▸ **Votre tâche**: Recopiez intégralement, sans rien y changer, l'extrait sur la Fed et le delirium tremens.

▸ **Extrait à lire**:
· · · ·


** En latin, delirium tremens signifie "folie tremblante". Le dictionnaire en donne la définition suivante : "Une des complications majeures de l’alcoolisme chronique. Le delirium tremens survient notamment lors du sevrage brutal et accidentel consécutif à un accident, à une maladie aiguë, à une intervention chirurgicale. Il réalise ici le ‘syndrome de manque’ de la toxicomanie qu’est l’alcoolisme. Il s’installe en deux ou trois jours après le sevrage, annoncé par des tremblements, des épisodes confuso-oniriques, une insomnie, souvent des crises épileptoïdes".

– La Fed a donné aux marchés un whisky bien tassé pour compenser les symptômes du sevrage de crédit. Comme tous vous le diront, un alcoolique reste un alcoolique — même s’il arrête de boire. Il n’y a pas de remède à la dépendance, simplement le remplacement de mauvaises habitudes par de bonnes habitudes. Sous la surface, qu’est-ce que la Fed a fait, exactement, et qu’est-ce que cela signifie pour les semaines à venir ?

– Les actions de la Fed la semaine dernière présentent un aspect inhabituel : elle était prête à accepter des nantissements adossés aux créances hypothécaires pour ses prêts de court terme. En trois opérations distinctes, la Fed a injecté 19, 16 et 3 milliards de dollars de liquidités sur les marchés. Lorsqu’elle prête de l’argent pour de courtes périodes, la Fed accepte en général des bons du Trésor US ou des titres d’agences gouvernementales (Fannie Mae ou Freddie Mac, par exemple) en guise de nantissement.

· · · ·

(Données d'analyse de la mise en page des documents)

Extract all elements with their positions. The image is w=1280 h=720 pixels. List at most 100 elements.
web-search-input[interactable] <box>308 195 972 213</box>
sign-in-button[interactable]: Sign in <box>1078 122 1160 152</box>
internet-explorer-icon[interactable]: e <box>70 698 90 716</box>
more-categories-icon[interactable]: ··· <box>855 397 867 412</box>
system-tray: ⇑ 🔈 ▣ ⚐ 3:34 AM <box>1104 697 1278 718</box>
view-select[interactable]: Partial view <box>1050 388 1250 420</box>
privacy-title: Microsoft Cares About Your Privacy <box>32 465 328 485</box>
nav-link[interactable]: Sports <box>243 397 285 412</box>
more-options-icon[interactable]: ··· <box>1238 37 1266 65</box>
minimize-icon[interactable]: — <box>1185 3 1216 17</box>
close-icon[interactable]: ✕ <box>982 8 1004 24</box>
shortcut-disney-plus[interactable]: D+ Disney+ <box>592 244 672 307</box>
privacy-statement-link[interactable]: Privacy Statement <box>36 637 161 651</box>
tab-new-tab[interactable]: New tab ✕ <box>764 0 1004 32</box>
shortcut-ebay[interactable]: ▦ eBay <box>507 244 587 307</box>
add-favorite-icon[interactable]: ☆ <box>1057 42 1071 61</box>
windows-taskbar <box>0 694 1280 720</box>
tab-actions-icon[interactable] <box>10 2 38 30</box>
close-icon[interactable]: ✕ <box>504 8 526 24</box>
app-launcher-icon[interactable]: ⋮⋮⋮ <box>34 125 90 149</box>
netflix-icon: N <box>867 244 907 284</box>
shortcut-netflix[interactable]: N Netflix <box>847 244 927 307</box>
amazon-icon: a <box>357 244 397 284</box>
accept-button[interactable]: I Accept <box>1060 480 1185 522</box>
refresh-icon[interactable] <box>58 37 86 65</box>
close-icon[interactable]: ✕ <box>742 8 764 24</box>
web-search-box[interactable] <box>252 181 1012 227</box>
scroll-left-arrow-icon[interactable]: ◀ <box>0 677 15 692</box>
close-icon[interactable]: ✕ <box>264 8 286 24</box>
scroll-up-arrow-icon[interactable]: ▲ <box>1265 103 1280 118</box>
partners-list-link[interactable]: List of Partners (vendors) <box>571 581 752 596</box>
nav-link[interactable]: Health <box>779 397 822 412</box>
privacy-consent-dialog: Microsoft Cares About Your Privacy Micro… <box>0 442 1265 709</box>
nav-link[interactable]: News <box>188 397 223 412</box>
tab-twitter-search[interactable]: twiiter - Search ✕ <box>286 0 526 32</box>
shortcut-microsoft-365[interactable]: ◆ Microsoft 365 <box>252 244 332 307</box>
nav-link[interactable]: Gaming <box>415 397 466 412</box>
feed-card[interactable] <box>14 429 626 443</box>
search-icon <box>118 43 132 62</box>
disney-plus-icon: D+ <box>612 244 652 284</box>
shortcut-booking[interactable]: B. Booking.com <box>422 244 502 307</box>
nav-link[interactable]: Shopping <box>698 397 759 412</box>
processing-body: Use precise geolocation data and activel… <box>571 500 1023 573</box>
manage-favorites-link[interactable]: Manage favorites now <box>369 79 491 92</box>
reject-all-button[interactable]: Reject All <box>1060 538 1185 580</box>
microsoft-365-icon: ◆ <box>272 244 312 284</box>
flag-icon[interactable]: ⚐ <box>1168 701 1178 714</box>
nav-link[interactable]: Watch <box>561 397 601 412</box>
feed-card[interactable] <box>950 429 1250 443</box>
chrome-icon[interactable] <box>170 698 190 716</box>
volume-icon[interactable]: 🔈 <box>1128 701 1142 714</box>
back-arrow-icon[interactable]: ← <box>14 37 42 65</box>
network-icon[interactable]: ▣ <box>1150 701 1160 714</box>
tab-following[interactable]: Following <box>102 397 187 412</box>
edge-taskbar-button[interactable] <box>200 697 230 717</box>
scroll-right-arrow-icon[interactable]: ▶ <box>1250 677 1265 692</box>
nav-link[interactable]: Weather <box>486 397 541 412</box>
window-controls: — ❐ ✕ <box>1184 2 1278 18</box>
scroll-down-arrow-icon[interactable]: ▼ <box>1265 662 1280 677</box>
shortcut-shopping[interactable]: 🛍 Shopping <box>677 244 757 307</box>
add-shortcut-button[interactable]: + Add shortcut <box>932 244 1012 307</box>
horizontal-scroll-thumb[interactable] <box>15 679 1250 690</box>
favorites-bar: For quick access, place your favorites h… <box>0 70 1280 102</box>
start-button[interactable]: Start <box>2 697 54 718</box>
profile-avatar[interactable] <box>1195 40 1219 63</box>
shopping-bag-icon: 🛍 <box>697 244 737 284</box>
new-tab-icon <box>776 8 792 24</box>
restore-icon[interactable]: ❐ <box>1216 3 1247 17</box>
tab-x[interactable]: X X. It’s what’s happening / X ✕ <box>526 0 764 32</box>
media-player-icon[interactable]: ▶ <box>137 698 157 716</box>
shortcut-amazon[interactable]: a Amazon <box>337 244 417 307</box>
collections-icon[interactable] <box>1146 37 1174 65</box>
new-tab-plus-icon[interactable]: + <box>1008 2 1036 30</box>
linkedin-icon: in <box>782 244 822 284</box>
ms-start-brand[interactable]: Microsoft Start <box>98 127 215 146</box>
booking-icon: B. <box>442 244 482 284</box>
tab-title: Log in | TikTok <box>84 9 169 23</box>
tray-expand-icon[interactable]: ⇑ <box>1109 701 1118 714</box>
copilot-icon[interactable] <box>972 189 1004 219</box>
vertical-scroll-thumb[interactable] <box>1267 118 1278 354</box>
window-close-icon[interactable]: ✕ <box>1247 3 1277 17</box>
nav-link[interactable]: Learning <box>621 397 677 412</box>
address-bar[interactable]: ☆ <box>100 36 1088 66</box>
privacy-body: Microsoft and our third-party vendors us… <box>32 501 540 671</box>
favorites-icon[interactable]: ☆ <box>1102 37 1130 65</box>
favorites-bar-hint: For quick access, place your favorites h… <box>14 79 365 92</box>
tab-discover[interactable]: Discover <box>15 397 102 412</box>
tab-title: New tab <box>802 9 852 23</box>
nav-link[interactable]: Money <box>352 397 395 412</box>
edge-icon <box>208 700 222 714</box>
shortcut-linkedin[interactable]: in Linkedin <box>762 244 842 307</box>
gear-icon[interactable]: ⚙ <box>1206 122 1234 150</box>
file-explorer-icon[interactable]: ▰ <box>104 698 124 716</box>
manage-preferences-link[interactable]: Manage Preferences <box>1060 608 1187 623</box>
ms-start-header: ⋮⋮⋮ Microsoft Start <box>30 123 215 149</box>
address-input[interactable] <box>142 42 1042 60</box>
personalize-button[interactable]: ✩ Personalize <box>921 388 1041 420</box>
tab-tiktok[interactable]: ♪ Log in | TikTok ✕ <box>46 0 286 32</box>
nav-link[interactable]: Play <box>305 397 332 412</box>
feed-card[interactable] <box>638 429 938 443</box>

· · · ·

▸ **Réponse écrite**:

** En latin, delirium tremens signifie "folie tremblante". Le dictionnaire en donne la définition suivante : "Une des complications majeures de l’alcoolisme chronique. Le delirium tremens survient notamment lors du sevrage brutal et accidentel consécutif à un accident, à une maladie aiguë, à une intervention chirurgicale. Il réalise ici le ‘syndrome de manque’ de la toxicomanie qu’est l’alcoolisme. Il s’installe en deux ou trois jours après le sevrage, annoncé par des tremblements, des épisodes confuso-oniriques, une insomnie, souvent des crises épileptoïdes".

– La Fed a donné aux marchés un whisky bien tassé pour compenser les symptômes du sevrage de crédit. Comme tous vous le diront, un alcoolique reste un alcoolique — même s’il arrête de boire. Il n’y a pas de remède à la dépendance, simplement le remplacement de mauvaises habitudes par de bonnes habitudes. Sous la surface, qu’est-ce que la Fed a fait, exactement, et qu’est-ce que cela signifie pour les semaines à venir ?

– Les actions de la Fed la semaine dernière présentent un aspect inhabituel : elle était prête à accepter des nantissements adossés aux créances hypothécaires pour ses prêts de court terme. En trois opérations distinctes, la Fed a injecté 19, 16 et 3 milliards de dollars de liquidités sur les marchés. Lorsqu’elle prête de l’argent pour de courtes périodes, la Fed accepte en général des bons du Trésor US ou des titres d’agences gouvernementales (Fannie Mae ou Freddie Mac, par exemple) en guise de nantissement.